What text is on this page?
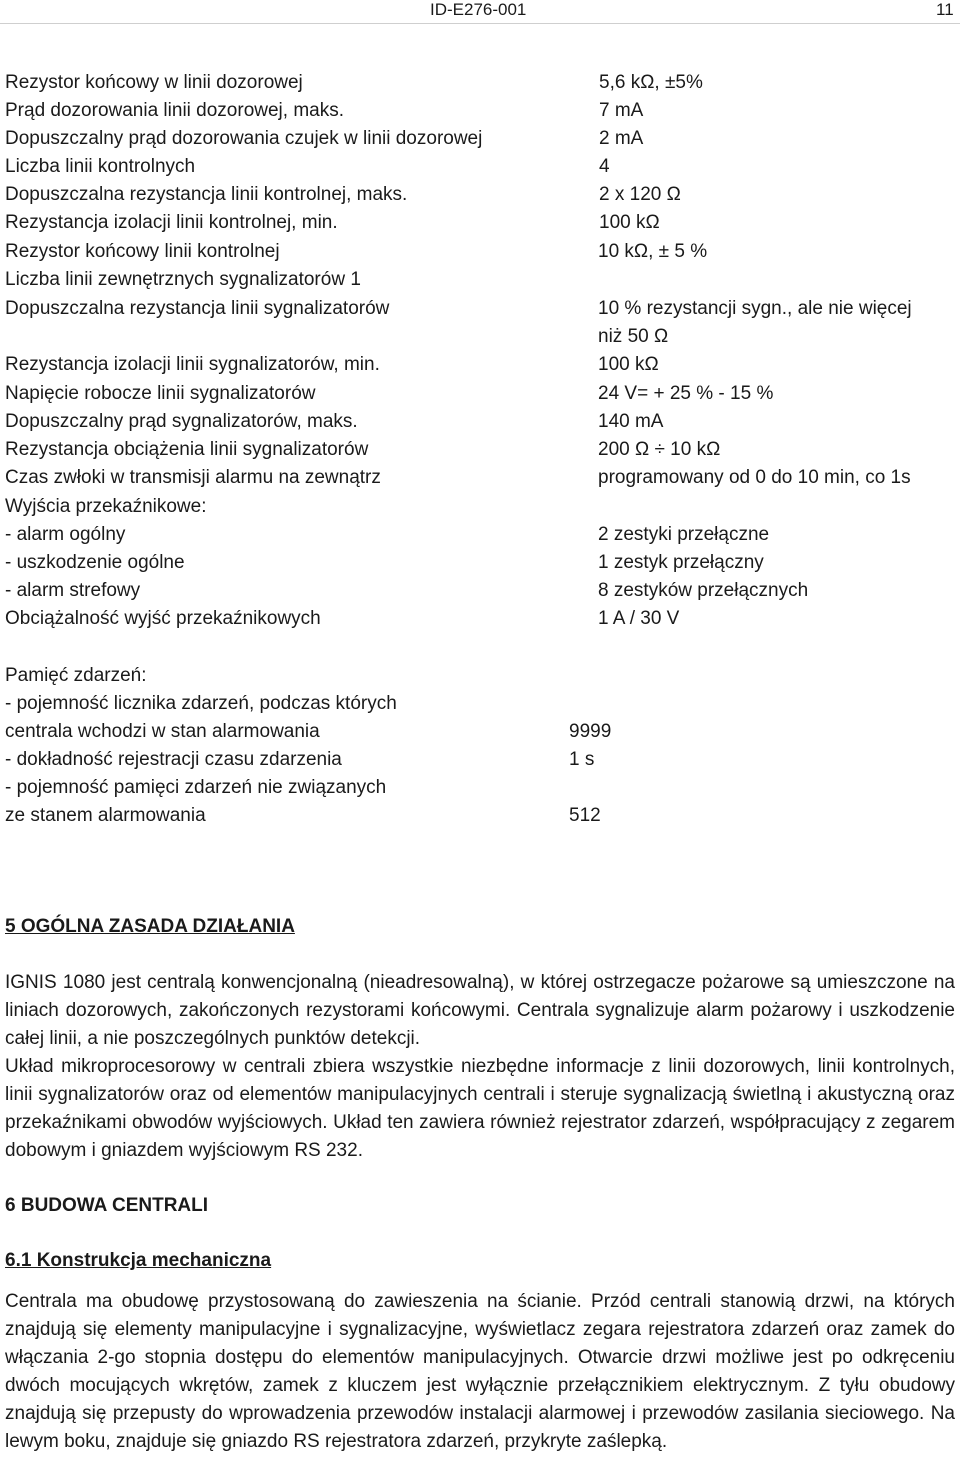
ID-E276-001	11
Rezystor końcowy w linii dozorowej	5,6 kΩ, ±5%
Prąd dozorowania linii dozorowej, maks.	7 mA
Dopuszczalny prąd dozorowania czujek w linii dozorowej	2 mA
Liczba linii kontrolnych	4
Dopuszczalna rezystancja linii kontrolnej, maks.	2 x 120 Ω
Rezystancja izolacji linii kontrolnej, min.	100 kΩ
Rezystor końcowy linii kontrolnej	10 kΩ, ± 5 %
Liczba linii zewnętrznych sygnalizatorów 1
Dopuszczalna rezystancja linii sygnalizatorów	10 % rezystancji sygn., ale nie więcej
niż 50 Ω
Rezystancja izolacji linii sygnalizatorów, min.	100 kΩ
Napięcie robocze linii sygnalizatorów	24 V= + 25 % - 15 %
Dopuszczalny prąd sygnalizatorów, maks.	140 mA
Rezystancja obciążenia linii sygnalizatorów	200 Ω ÷ 10 kΩ
Czas zwłoki w transmisji alarmu na zewnątrz	programowany od 0 do 10 min, co 1s
Wyjścia przekaźnikowe:
- alarm ogólny	2 zestyki przełączne
- uszkodzenie ogólne	1 zestyk przełączny
- alarm strefowy	8 zestyków przełącznych
Obciążalność wyjść przekaźnikowych	1 A / 30 V
Pamięć zdarzeń:
- pojemność licznika zdarzeń, podczas których
centrala wchodzi w stan alarmowania	9999
- dokładność rejestracji czasu zdarzenia	1 s
- pojemność pamięci zdarzeń nie związanych
ze stanem alarmowania	512
5 OGÓLNA ZASADA DZIAŁANIA

IGNIS 1080 jest centralą konwencjonalną (nieadresowalną), w której ostrzegacze pożarowe są umieszczone na liniach dozorowych, zakończonych rezystorami końcowymi. Centrala sygnalizuje alarm pożarowy i uszkodzenie całej linii, a nie poszczególnych punktów detekcji.

Układ mikroprocesorowy w centrali zbiera wszystkie niezbędne informacje z linii dozorowych, linii kontrolnych, linii sygnalizatorów oraz od elementów manipulacyjnych centrali i steruje sygnalizacją świetlną i akustyczną oraz przekaźnikami obwodów wyjściowych. Układ ten zawiera również rejestrator zdarzeń, współpracujący z zegarem dobowym i gniazdem wyjściowym RS 232.

6 BUDOWA CENTRALI
6.1 Konstrukcja mechaniczna

Centrala ma obudowę przystosowaną do zawieszenia na ścianie. Przód centrali stanowią drzwi, na których znajdują się elementy manipulacyjne i sygnalizacyjne, wyświetlacz zegara rejestratora zdarzeń oraz zamek do włączania 2-go stopnia dostępu do elementów manipulacyjnych. Otwarcie drzwi możliwe jest po odkręceniu dwóch mocujących wkrętów, zamek z kluczem jest wyłącznie przełącznikiem elektrycznym. Z tyłu obudowy znajdują się przepusty do wprowadzenia przewodów instalacji alarmowej i przewodów zasilania sieciowego. Na lewym boku, znajduje się gniazdo RS rejestratora zdarzeń, przykryte zaślepką.
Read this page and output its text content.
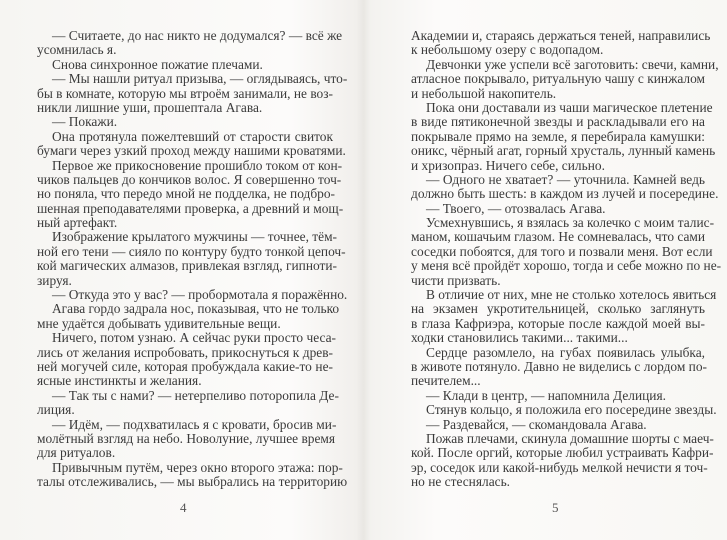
— Считаете, до нас никто не додумался? — всё же
усомнилась я.
Снова синхронное пожатие плечами.
— Мы нашли ритуал призыва, — оглядываясь, что-
бы в комнате, которую мы втроём занимали, не воз-
никли лишние уши, прошептала Агава.
— Покажи.
Она протянула пожелтевший от старости свиток
бумаги через узкий проход между нашими кроватями.
Первое же прикосновение прошибло током от кон-
чиков пальцев до кончиков волос. Я совершенно точ-
но поняла, что передо мной не подделка, не подбро-
шенная преподавателями проверка, а древний и мощ-
ный артефакт.
Изображение крылатого мужчины — точнее, тём-
ной его тени — сияло по контуру будто тонкой цепоч-
кой магических алмазов, привлекая взгляд, гипноти-
зируя.
— Откуда это у вас? — пробормотала я поражённо.
Агава гордо задрала нос, показывая, что не только
мне удаётся добывать удивительные вещи.
Ничего, потом узнаю. А сейчас руки просто чеса-
лись от желания испробовать, прикоснуться к древ-
ней могучей силе, которая пробуждала какие-то не-
ясные инстинкты и желания.
— Так ты с нами? — нетерпеливо поторопила Де-
лиция.
— Идём, — подхватилась я с кровати, бросив ми-
молётный взгляд на небо. Новолуние, лучшее время
для ритуалов.
Привычным путём, через окно второго этажа: пор-
талы отслеживались, — мы выбрались на территорию
4
Академии и, стараясь держаться теней, направились
к небольшому озеру с водопадом.
Девчонки уже успели всё заготовить: свечи, камни,
атласное покрывало, ритуальную чашу с кинжалом
и небольшой накопитель.
Пока они доставали из чаши магическое плетение
в виде пятиконечной звезды и раскладывали его на
покрывале прямо на земле, я перебирала камушки:
оникс, чёрный агат, горный хрусталь, лунный камень
и хризопраз. Ничего себе, сильно.
— Одного не хватает? — уточнила. Камней ведь
должно быть шесть: в каждом из лучей и посередине.
— Твоего, — отозвалась Агава.
Усмехнувшись, я взялась за колечко с моим талис-
маном, кошачьим глазом. Не сомневалась, что сами
соседки побоятся, для того и позвали меня. Вот если
у меня всё пройдёт хорошо, тогда и себе можно по не-
чисти призвать.
В отличие от них, мне не столько хотелось явиться
на экзамен укротительницей, сколько заглянуть
в глаза Кафриэра, которые после каждой моей вы-
ходки становились такими... такими...
Сердце разомлело, на губах появилась улыбка,
в животе потянуло. Давно не виделись с лордом по-
печителем...
— Клади в центр, — напомнила Делиция.
Стянув кольцо, я положила его посередине звезды.
— Раздевайся, — скомандовала Агава.
Пожав плечами, скинула домашние шорты с маеч-
кой. После оргий, которые любил устраивать Кафри-
эр, соседок или какой-нибудь мелкой нечисти я точ-
но не стеснялась.
5
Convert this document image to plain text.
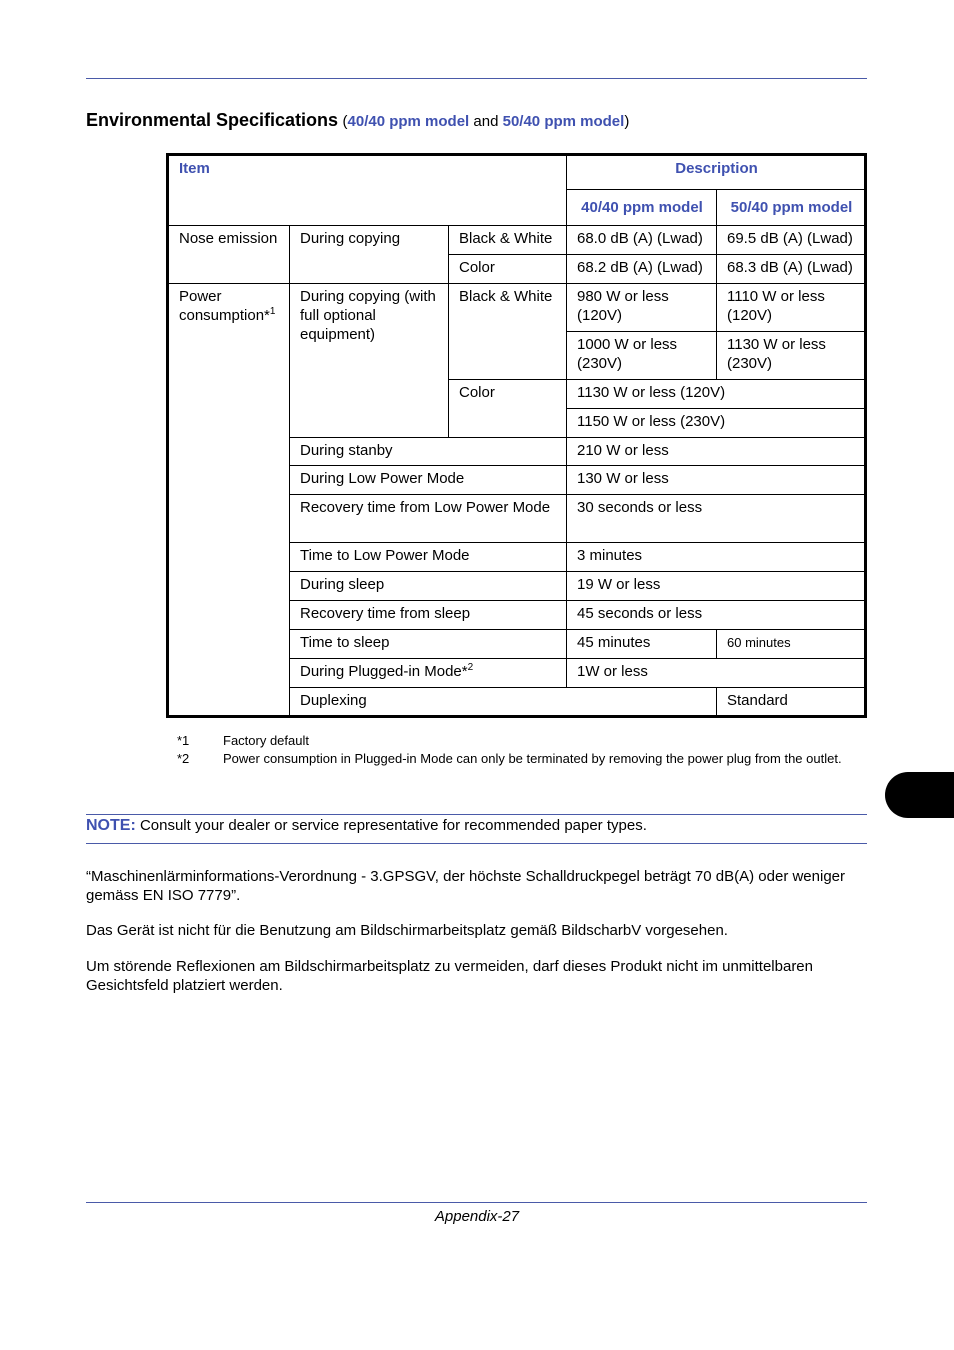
Environmental Specifications (40/40 ppm model and 50/40 ppm model)
Item			Description	
			40/40 ppm model	50/40 ppm model
Nose emission	During copying	Black & White	68.0 dB (A) (Lwad)	69.5 dB (A) (Lwad)
		Color	68.2 dB (A) (Lwad)	68.3 dB (A) (Lwad)
Power consumption*$^1$	During copying (with full optional equipment)	Black & White	980 W or less (120V)	1110 W or less (120V)
			1000 W or less (230V)	1130 W or less (230V)
		Color	1130 W or less (120V)	
			1150 W or less (230V)	
	During stanby		210 W or less	
	During Low Power Mode		130 W or less	
	Recovery time from Low Power Mode		30 seconds or less	
	Time to Low Power Mode		3 minutes	
	During sleep		19 W or less	
	Recovery time from sleep		45 seconds or less	
	Time to sleep		45 minutes	60 minutes
	During Plugged-in Mode*$^2$		1W or less	
	Duplexing			Standard
*1	Factory default
*2	Power consumption in Plugged-in Mode can only be terminated by removing the power plug from the outlet.
NOTE: Consult your dealer or service representative for recommended paper types.
“Maschinenlärminformations-Verordnung - 3.GPSGV, der höchste Schalldruckpegel beträgt 70 dB(A) oder weniger gemäss EN ISO 7779”.
Das Gerät ist nicht für die Benutzung am Bildschirmarbeitsplatz gemäß BildscharbV vorgesehen.
Um störende Reflexionen am Bildschirmarbeitsplatz zu vermeiden, darf dieses Produkt nicht im unmittelbaren Gesichtsfeld platziert werden.
Appendix-27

**TASK REQUIREMENTS:** Leave the images out, please, and restate each line word for word.

**WRITTEN SOLUTION:**
What text is on this page?
ID-E276-001	11
Rezystor końcowy w linii dozorowej	5,6 kΩ, ±5%
Prąd dozorowania linii dozorowej, maks.	7 mA
Dopuszczalny prąd dozorowania czujek w linii dozorowej	2 mA
Liczba linii kontrolnych	4
Dopuszczalna rezystancja linii kontrolnej, maks.	2 x 120 Ω
Rezystancja izolacji linii kontrolnej, min.	100 kΩ
Rezystor końcowy linii kontrolnej	10 kΩ, ± 5 %
Liczba linii zewnętrznych sygnalizatorów 1
Dopuszczalna rezystancja linii sygnalizatorów	10 % rezystancji sygn., ale nie więcej
niż 50 Ω
Rezystancja izolacji linii sygnalizatorów, min.	100 kΩ
Napięcie robocze linii sygnalizatorów	24 V= + 25 % - 15 %
Dopuszczalny prąd sygnalizatorów, maks.	140 mA
Rezystancja obciążenia linii sygnalizatorów	200 Ω ÷ 10 kΩ
Czas zwłoki w transmisji alarmu na zewnątrz	programowany od 0 do 10 min, co 1s
Wyjścia przekaźnikowe:
- alarm ogólny	2 zestyki przełączne
- uszkodzenie ogólne	1 zestyk przełączny
- alarm strefowy	8 zestyków przełącznych
Obciążalność wyjść przekaźnikowych	1 A / 30 V
Pamięć zdarzeń:
- pojemność licznika zdarzeń, podczas których
centrala wchodzi w stan alarmowania	9999
- dokładność rejestracji czasu zdarzenia	1 s
- pojemność pamięci zdarzeń nie związanych
ze stanem alarmowania	512
5 OGÓLNA ZASADA DZIAŁANIA

IGNIS 1080 jest centralą konwencjonalną (nieadresowalną), w której ostrzegacze pożarowe są umieszczone na liniach dozorowych, zakończonych rezystorami końcowymi. Centrala sygnalizuje alarm pożarowy i uszkodzenie całej linii, a nie poszczególnych punktów detekcji.

Układ mikroprocesorowy w centrali zbiera wszystkie niezbędne informacje z linii dozorowych, linii kontrolnych, linii sygnalizatorów oraz od elementów manipulacyjnych centrali i steruje sygnalizacją świetlną i akustyczną oraz przekaźnikami obwodów wyjściowych. Układ ten zawiera również rejestrator zdarzeń, współpracujący z zegarem dobowym i gniazdem wyjściowym RS 232.

6 BUDOWA CENTRALI
6.1 Konstrukcja mechaniczna

Centrala ma obudowę przystosowaną do zawieszenia na ścianie. Przód centrali stanowią drzwi, na których znajdują się elementy manipulacyjne i sygnalizacyjne, wyświetlacz zegara rejestratora zdarzeń oraz zamek do włączania 2-go stopnia dostępu do elementów manipulacyjnych. Otwarcie drzwi możliwe jest po odkręceniu dwóch mocujących wkrętów, zamek z kluczem jest wyłącznie przełącznikiem elektrycznym. Z tyłu obudowy znajdują się przepusty do wprowadzenia przewodów instalacji alarmowej i przewodów zasilania sieciowego. Na lewym boku, znajduje się gniazdo RS rejestratora zdarzeń, przykryte zaślepką.
Read this page and output its text content.
— Считаете, до нас никто не додумался? — всё же
усомнилась я.
Снова синхронное пожатие плечами.
— Мы нашли ритуал призыва, — оглядываясь, что-
бы в комнате, которую мы втроём занимали, не воз-
никли лишние уши, прошептала Агава.
— Покажи.
Она протянула пожелтевший от старости свиток
бумаги через узкий проход между нашими кроватями.
Первое же прикосновение прошибло током от кон-
чиков пальцев до кончиков волос. Я совершенно точ-
но поняла, что передо мной не подделка, не подбро-
шенная преподавателями проверка, а древний и мощ-
ный артефакт.
Изображение крылатого мужчины — точнее, тём-
ной его тени — сияло по контуру будто тонкой цепоч-
кой магических алмазов, привлекая взгляд, гипноти-
зируя.
— Откуда это у вас? — пробормотала я поражённо.
Агава гордо задрала нос, показывая, что не только
мне удаётся добывать удивительные вещи.
Ничего, потом узнаю. А сейчас руки просто чеса-
лись от желания испробовать, прикоснуться к древ-
ней могучей силе, которая пробуждала какие-то не-
ясные инстинкты и желания.
— Так ты с нами? — нетерпеливо поторопила Де-
лиция.
— Идём, — подхватилась я с кровати, бросив ми-
молётный взгляд на небо. Новолуние, лучшее время
для ритуалов.
Привычным путём, через окно второго этажа: пор-
талы отслеживались, — мы выбрались на территорию
4
Академии и, стараясь держаться теней, направились
к небольшому озеру с водопадом.
Девчонки уже успели всё заготовить: свечи, камни,
атласное покрывало, ритуальную чашу с кинжалом
и небольшой накопитель.
Пока они доставали из чаши магическое плетение
в виде пятиконечной звезды и раскладывали его на
покрывале прямо на земле, я перебирала камушки:
оникс, чёрный агат, горный хрусталь, лунный камень
и хризопраз. Ничего себе, сильно.
— Одного не хватает? — уточнила. Камней ведь
должно быть шесть: в каждом из лучей и посередине.
— Твоего, — отозвалась Агава.
Усмехнувшись, я взялась за колечко с моим талис-
маном, кошачьим глазом. Не сомневалась, что сами
соседки побоятся, для того и позвали меня. Вот если
у меня всё пройдёт хорошо, тогда и себе можно по не-
чисти призвать.
В отличие от них, мне не столько хотелось явиться
на экзамен укротительницей, сколько заглянуть
в глаза Кафриэра, которые после каждой моей вы-
ходки становились такими... такими...
Сердце разомлело, на губах появилась улыбка,
в животе потянуло. Давно не виделись с лордом по-
печителем...
— Клади в центр, — напомнила Делиция.
Стянув кольцо, я положила его посередине звезды.
— Раздевайся, — скомандовала Агава.
Пожав плечами, скинула домашние шорты с маеч-
кой. После оргий, которые любил устраивать Кафри-
эр, соседок или какой-нибудь мелкой нечисти я точ-
но не стеснялась.
5
Convert this document image to plain text.
Environmental Specifications (40/40 ppm model and 50/40 ppm model)
Item			Description	
			40/40 ppm model	50/40 ppm model
Nose emission	During copying	Black & White	68.0 dB (A) (Lwad)	69.5 dB (A) (Lwad)
		Color	68.2 dB (A) (Lwad)	68.3 dB (A) (Lwad)
Power consumption*$^1$	During copying (with full optional equipment)	Black & White	980 W or less (120V)	1110 W or less (120V)
			1000 W or less (230V)	1130 W or less (230V)
		Color	1130 W or less (120V)	
			1150 W or less (230V)	
	During stanby		210 W or less	
	During Low Power Mode		130 W or less	
	Recovery time from Low Power Mode		30 seconds or less	
	Time to Low Power Mode		3 minutes	
	During sleep		19 W or less	
	Recovery time from sleep		45 seconds or less	
	Time to sleep		45 minutes	60 minutes
	During Plugged-in Mode*$^2$		1W or less	
	Duplexing			Standard
*1	Factory default
*2	Power consumption in Plugged-in Mode can only be terminated by removing the power plug from the outlet.
NOTE: Consult your dealer or service representative for recommended paper types.
“Maschinenlärminformations-Verordnung - 3.GPSGV, der höchste Schalldruckpegel beträgt 70 dB(A) oder weniger gemäss EN ISO 7779”.
Das Gerät ist nicht für die Benutzung am Bildschirmarbeitsplatz gemäß BildscharbV vorgesehen.
Um störende Reflexionen am Bildschirmarbeitsplatz zu vermeiden, darf dieses Produkt nicht im unmittelbaren Gesichtsfeld platziert werden.
Appendix-27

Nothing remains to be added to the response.